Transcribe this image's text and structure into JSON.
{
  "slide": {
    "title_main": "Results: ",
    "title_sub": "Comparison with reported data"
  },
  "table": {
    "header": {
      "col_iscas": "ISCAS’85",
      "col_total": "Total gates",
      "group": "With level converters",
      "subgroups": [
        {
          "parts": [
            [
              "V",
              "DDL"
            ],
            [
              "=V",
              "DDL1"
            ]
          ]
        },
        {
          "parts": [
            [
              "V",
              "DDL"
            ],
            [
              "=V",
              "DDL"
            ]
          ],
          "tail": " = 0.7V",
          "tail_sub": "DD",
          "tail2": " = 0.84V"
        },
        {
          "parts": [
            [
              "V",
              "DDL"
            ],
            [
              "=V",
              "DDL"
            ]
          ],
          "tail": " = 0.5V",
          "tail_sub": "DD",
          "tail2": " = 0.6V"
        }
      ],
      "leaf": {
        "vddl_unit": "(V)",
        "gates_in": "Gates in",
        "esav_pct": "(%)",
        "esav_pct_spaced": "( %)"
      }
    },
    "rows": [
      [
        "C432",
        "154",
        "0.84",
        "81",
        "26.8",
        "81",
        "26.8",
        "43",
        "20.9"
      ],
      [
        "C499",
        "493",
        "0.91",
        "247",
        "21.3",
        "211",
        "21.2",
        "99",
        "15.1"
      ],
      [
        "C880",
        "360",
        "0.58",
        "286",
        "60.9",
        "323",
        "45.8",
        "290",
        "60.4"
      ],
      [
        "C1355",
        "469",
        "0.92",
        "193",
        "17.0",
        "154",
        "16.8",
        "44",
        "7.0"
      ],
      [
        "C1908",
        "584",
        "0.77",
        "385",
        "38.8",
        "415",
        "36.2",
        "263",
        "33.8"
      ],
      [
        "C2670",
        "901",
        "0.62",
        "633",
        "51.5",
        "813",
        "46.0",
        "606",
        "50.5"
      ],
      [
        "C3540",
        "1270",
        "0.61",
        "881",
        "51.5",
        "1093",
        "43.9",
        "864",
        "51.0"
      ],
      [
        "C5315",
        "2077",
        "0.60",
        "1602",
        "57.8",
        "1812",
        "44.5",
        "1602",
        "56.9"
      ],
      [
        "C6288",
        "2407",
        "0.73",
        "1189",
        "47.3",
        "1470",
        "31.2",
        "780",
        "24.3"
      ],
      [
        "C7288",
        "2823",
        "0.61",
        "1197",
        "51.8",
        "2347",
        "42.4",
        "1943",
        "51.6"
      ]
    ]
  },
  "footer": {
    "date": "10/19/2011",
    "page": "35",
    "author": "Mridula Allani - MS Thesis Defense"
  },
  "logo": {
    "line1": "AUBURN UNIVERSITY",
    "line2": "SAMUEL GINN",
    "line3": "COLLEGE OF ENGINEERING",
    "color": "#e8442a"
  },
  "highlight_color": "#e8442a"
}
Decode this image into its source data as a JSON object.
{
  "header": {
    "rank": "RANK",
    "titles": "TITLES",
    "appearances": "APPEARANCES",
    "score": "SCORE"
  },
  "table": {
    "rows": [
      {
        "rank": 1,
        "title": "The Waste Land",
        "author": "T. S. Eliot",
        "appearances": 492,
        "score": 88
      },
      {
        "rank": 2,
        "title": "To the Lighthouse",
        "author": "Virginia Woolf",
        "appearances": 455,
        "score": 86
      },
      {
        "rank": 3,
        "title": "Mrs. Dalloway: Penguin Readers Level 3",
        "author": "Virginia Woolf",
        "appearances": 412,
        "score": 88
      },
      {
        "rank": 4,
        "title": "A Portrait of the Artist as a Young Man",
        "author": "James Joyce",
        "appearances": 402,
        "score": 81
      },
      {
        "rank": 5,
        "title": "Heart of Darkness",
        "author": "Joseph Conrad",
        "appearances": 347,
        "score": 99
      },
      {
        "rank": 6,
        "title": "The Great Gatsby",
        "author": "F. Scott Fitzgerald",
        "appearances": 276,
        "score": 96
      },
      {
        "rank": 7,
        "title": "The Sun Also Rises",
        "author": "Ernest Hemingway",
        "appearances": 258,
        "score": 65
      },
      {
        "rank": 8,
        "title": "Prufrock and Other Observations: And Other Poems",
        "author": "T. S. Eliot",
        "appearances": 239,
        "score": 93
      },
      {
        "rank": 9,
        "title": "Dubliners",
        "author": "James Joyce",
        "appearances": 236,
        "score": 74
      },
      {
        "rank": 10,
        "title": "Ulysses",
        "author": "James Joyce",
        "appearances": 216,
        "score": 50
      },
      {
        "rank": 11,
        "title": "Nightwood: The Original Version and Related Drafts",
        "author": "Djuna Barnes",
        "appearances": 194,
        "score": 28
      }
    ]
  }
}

........

* [Task requirements] The word "this" may appear on some lines. Report how many lines hold it, giving the number alone.

* [Solution] 2